═══ Information shown

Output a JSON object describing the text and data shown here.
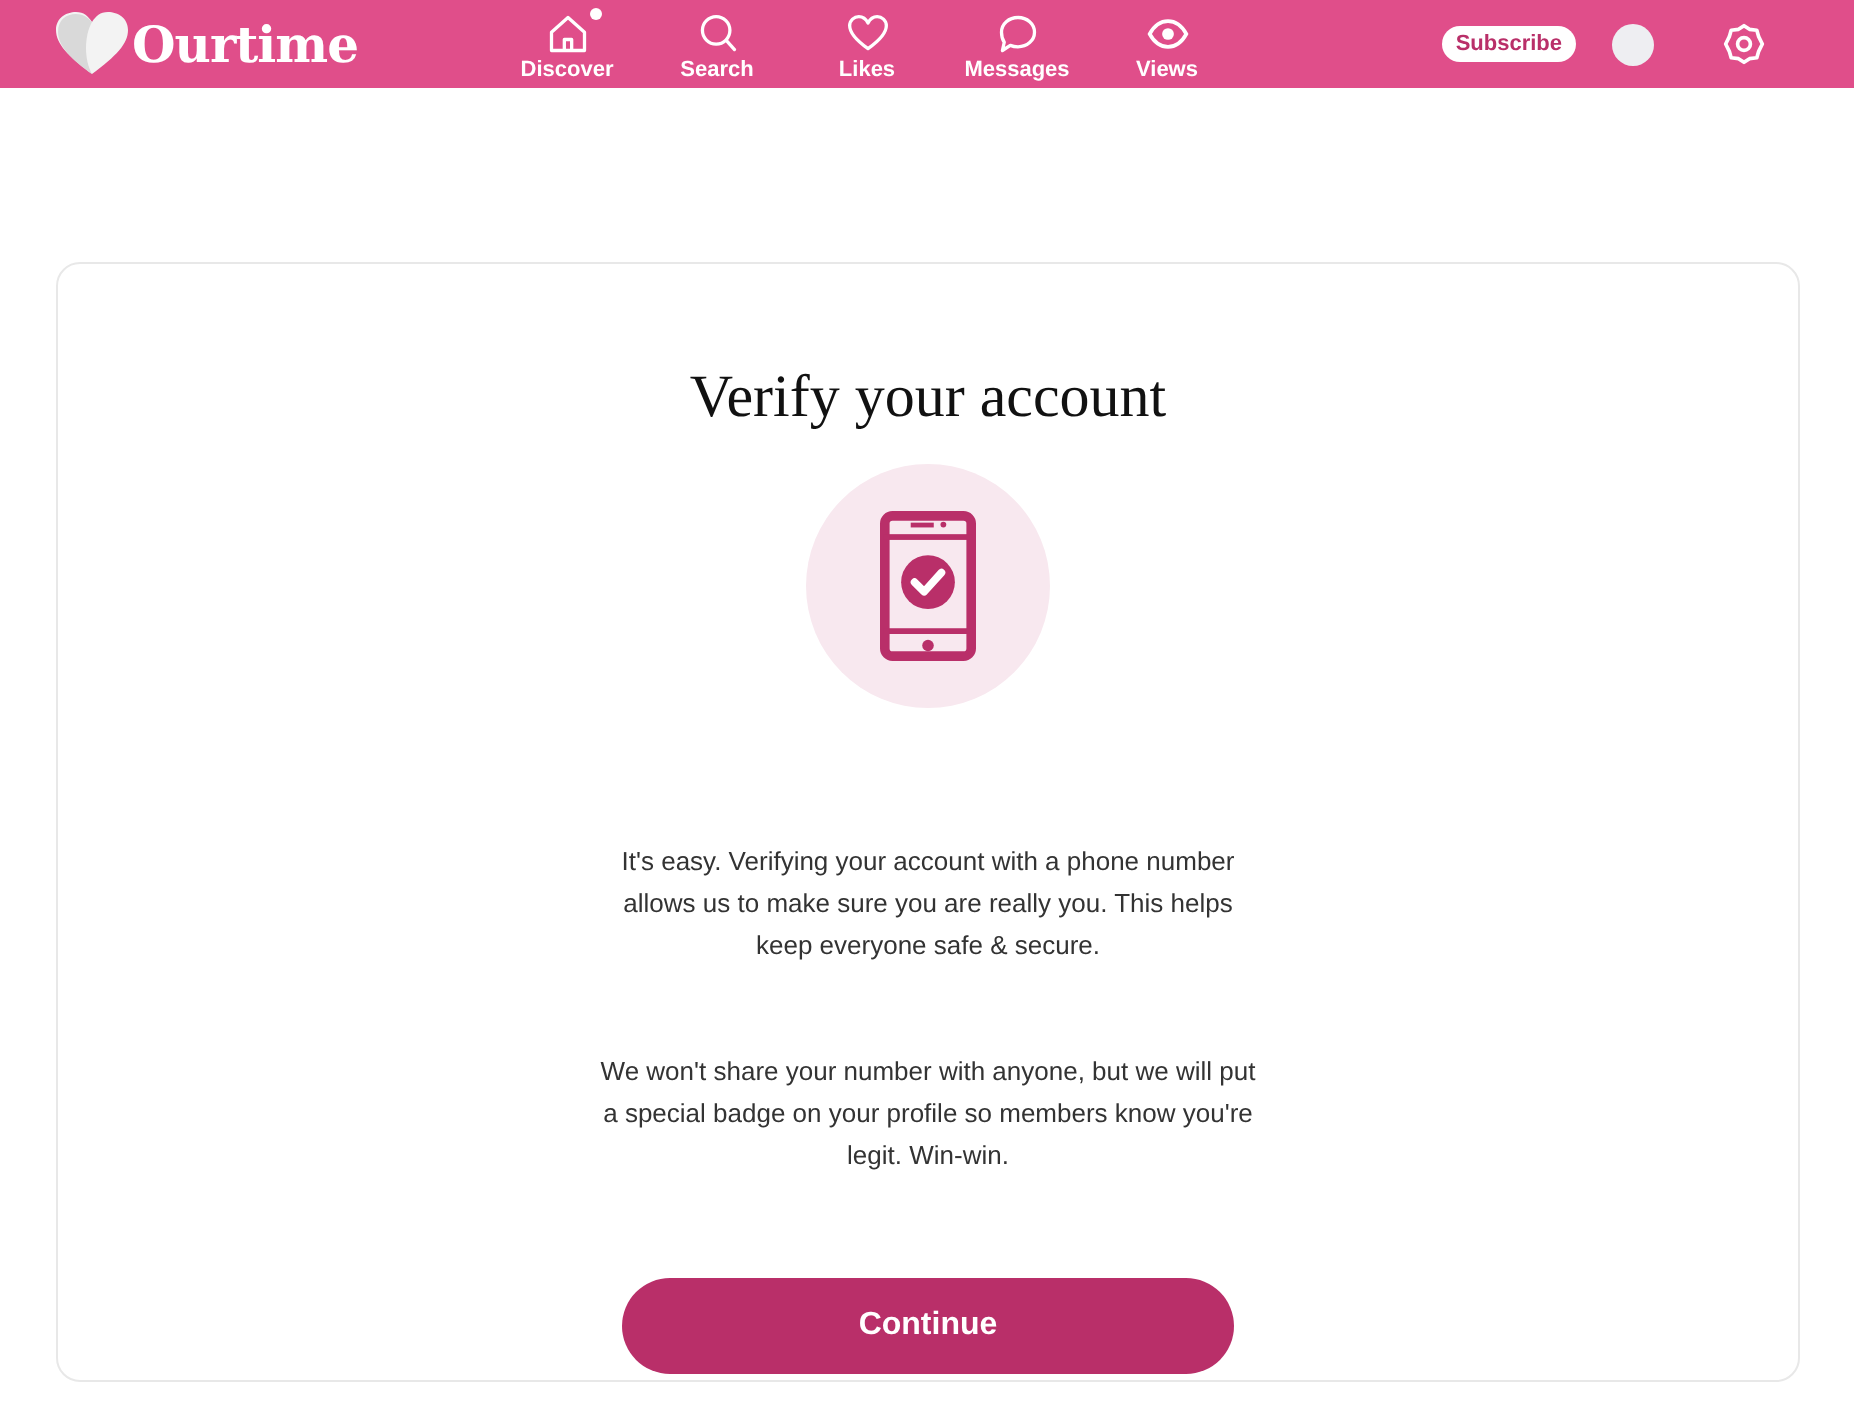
{
  "header": {
    "logo": "Ourtime",
    "nav": [
      {
        "label": "Discover",
        "kind": "home",
        "badge": true
      },
      {
        "label": "Search",
        "kind": "search",
        "badge": false
      },
      {
        "label": "Likes",
        "kind": "heart",
        "badge": false
      },
      {
        "label": "Messages",
        "kind": "chat",
        "badge": false
      },
      {
        "label": "Views",
        "kind": "eye",
        "badge": false
      }
    ],
    "subscribe": "Subscribe"
  },
  "card": {
    "title": "Verify your account",
    "paragraphs": [
      "It's easy. Verifying your account with a phone number allows us to make sure you are really you. This helps keep everyone safe & secure.",
      "We won't share your number with anyone, but we will put a special badge on your profile so members know you're legit. Win-win."
    ],
    "button": "Continue"
  }
}
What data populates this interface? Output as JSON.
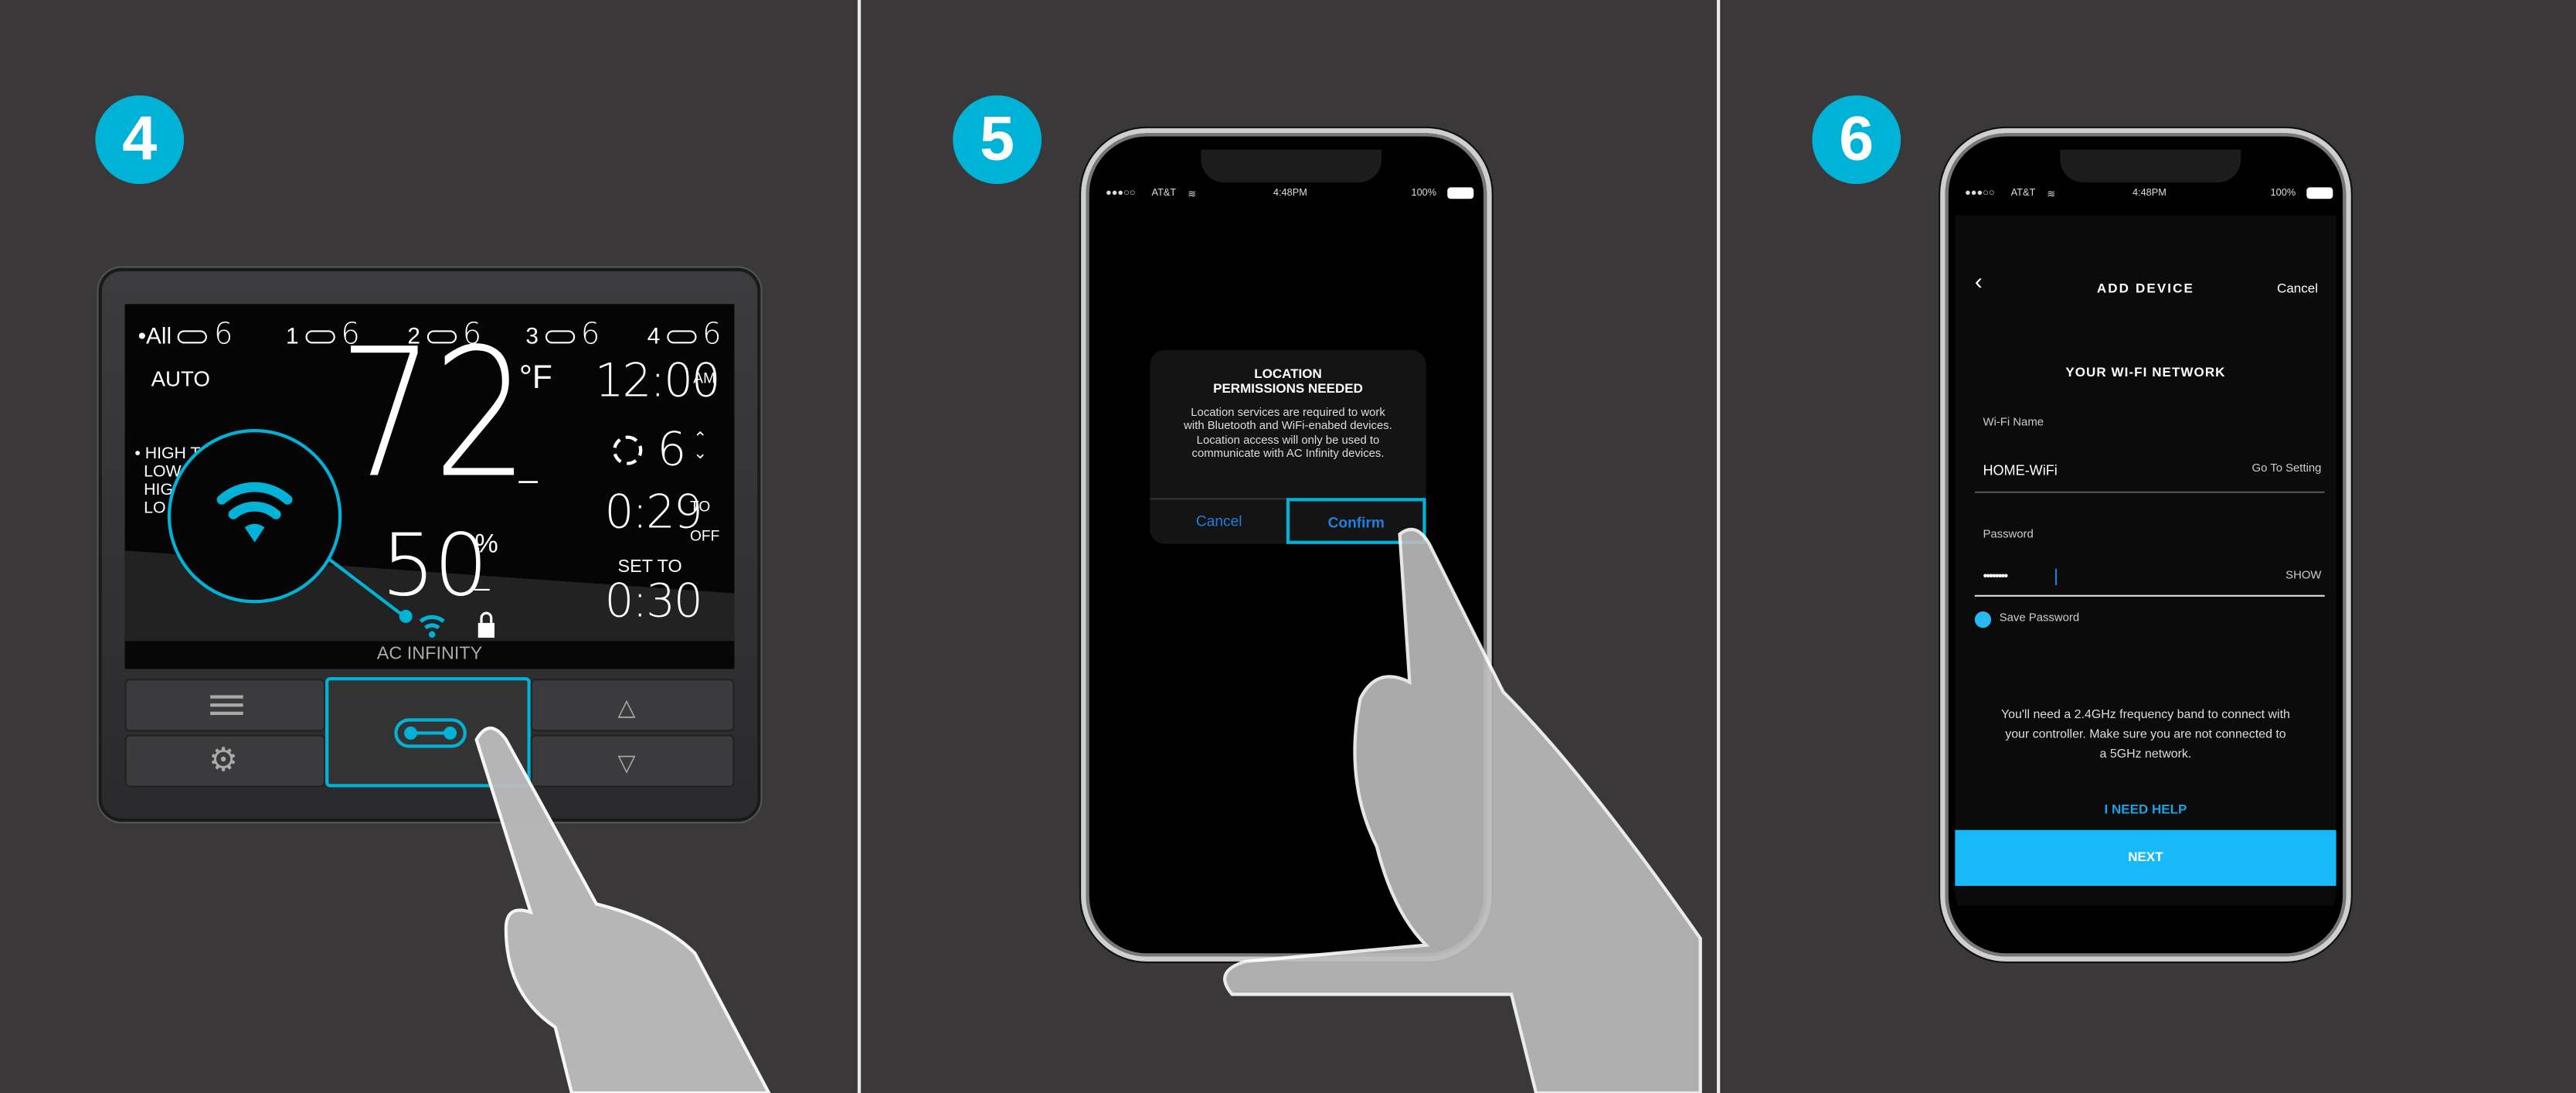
{
  "colors": {
    "accent": "#00b2d6",
    "background": "#3a3839",
    "next_button": "#17b9f9",
    "link_blue": "#1f7fe0"
  },
  "steps": [
    {
      "number": "4"
    },
    {
      "number": "5"
    },
    {
      "number": "6"
    }
  ],
  "controller": {
    "ports": [
      {
        "label": "All",
        "level": "6",
        "selected": true
      },
      {
        "label": "1",
        "level": "6"
      },
      {
        "label": "2",
        "level": "6"
      },
      {
        "label": "3",
        "level": "6"
      },
      {
        "label": "4",
        "level": "6"
      }
    ],
    "mode": "AUTO",
    "triggers": [
      "HIGH T",
      "LOW",
      "HIG",
      "LO"
    ],
    "temperature": "72",
    "temp_unit": "°F",
    "temp_dash": "_",
    "clock": "12:00",
    "ampm": "AM",
    "speed": "6",
    "timer": "0:29",
    "timer_to": "TO",
    "timer_off": "OFF",
    "set_to_label": "SET TO",
    "set_to_value": "0:30",
    "humidity": "50",
    "humidity_unit": "%",
    "humidity_dash": "_",
    "brand": "AC INFINITY",
    "icons": {
      "menu": "menu-icon",
      "settings": "gear-icon",
      "port": "port-link-icon",
      "up": "chevron-up-icon",
      "down": "chevron-down-icon",
      "wifi": "wifi-icon",
      "lock": "lock-icon"
    }
  },
  "status_bar": {
    "carrier": "AT&T",
    "time": "4:48PM",
    "battery": "100%",
    "signal": "●●●○○"
  },
  "permission_dialog": {
    "title_line1": "LOCATION",
    "title_line2": "PERMISSIONS NEEDED",
    "body": "Location services are required to work with Bluetooth and WiFi-enabed devices. Location access will only be used to communicate with AC Infinity devices.",
    "cancel": "Cancel",
    "confirm": "Confirm"
  },
  "add_device": {
    "title": "ADD DEVICE",
    "cancel": "Cancel",
    "section": "YOUR WI-FI NETWORK",
    "wifi_name_label": "Wi-Fi Name",
    "wifi_name_value": "HOME-WiFi",
    "go_to_setting": "Go To Setting",
    "password_label": "Password",
    "password_value": "••••••••",
    "show": "SHOW",
    "save_password": "Save Password",
    "save_password_checked": true,
    "note": "You'll need a 2.4GHz frequency band to connect with your controller. Make sure you are not connected to a 5GHz network.",
    "help": "I NEED HELP",
    "next": "NEXT"
  }
}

══════

Exercise objective:
Reproduce the full listing above verbatim, with no pictures included.

Answer for this exercise:
Output a JSON object describing the text and data shown here.
{
  "header": {
    "logo": "Ourtime",
    "nav": [
      {
        "label": "Discover",
        "kind": "home",
        "badge": true
      },
      {
        "label": "Search",
        "kind": "search",
        "badge": false
      },
      {
        "label": "Likes",
        "kind": "heart",
        "badge": false
      },
      {
        "label": "Messages",
        "kind": "chat",
        "badge": false
      },
      {
        "label": "Views",
        "kind": "eye",
        "badge": false
      }
    ],
    "subscribe": "Subscribe"
  },
  "card": {
    "title": "Verify your account",
    "paragraphs": [
      "It's easy. Verifying your account with a phone number allows us to make sure you are really you. This helps keep everyone safe & secure.",
      "We won't share your number with anyone, but we will put a special badge on your profile so members know you're legit. Win-win."
    ],
    "button": "Continue"
  }
}
What data populates this interface? Output as JSON.
{
  "colors": {
    "accent": "#00b2d6",
    "background": "#3a3839",
    "next_button": "#17b9f9",
    "link_blue": "#1f7fe0"
  },
  "steps": [
    {
      "number": "4"
    },
    {
      "number": "5"
    },
    {
      "number": "6"
    }
  ],
  "controller": {
    "ports": [
      {
        "label": "All",
        "level": "6",
        "selected": true
      },
      {
        "label": "1",
        "level": "6"
      },
      {
        "label": "2",
        "level": "6"
      },
      {
        "label": "3",
        "level": "6"
      },
      {
        "label": "4",
        "level": "6"
      }
    ],
    "mode": "AUTO",
    "triggers": [
      "HIGH T",
      "LOW",
      "HIG",
      "LO"
    ],
    "temperature": "72",
    "temp_unit": "°F",
    "temp_dash": "_",
    "clock": "12:00",
    "ampm": "AM",
    "speed": "6",
    "timer": "0:29",
    "timer_to": "TO",
    "timer_off": "OFF",
    "set_to_label": "SET TO",
    "set_to_value": "0:30",
    "humidity": "50",
    "humidity_unit": "%",
    "humidity_dash": "_",
    "brand": "AC INFINITY",
    "icons": {
      "menu": "menu-icon",
      "settings": "gear-icon",
      "port": "port-link-icon",
      "up": "chevron-up-icon",
      "down": "chevron-down-icon",
      "wifi": "wifi-icon",
      "lock": "lock-icon"
    }
  },
  "status_bar": {
    "carrier": "AT&T",
    "time": "4:48PM",
    "battery": "100%",
    "signal": "●●●○○"
  },
  "permission_dialog": {
    "title_line1": "LOCATION",
    "title_line2": "PERMISSIONS NEEDED",
    "body": "Location services are required to work with Bluetooth and WiFi-enabed devices. Location access will only be used to communicate with AC Infinity devices.",
    "cancel": "Cancel",
    "confirm": "Confirm"
  },
  "add_device": {
    "title": "ADD DEVICE",
    "cancel": "Cancel",
    "section": "YOUR WI-FI NETWORK",
    "wifi_name_label": "Wi-Fi Name",
    "wifi_name_value": "HOME-WiFi",
    "go_to_setting": "Go To Setting",
    "password_label": "Password",
    "password_value": "••••••••",
    "show": "SHOW",
    "save_password": "Save Password",
    "save_password_checked": true,
    "note": "You'll need a 2.4GHz frequency band to connect with your controller. Make sure you are not connected to a 5GHz network.",
    "help": "I NEED HELP",
    "next": "NEXT"
  }
}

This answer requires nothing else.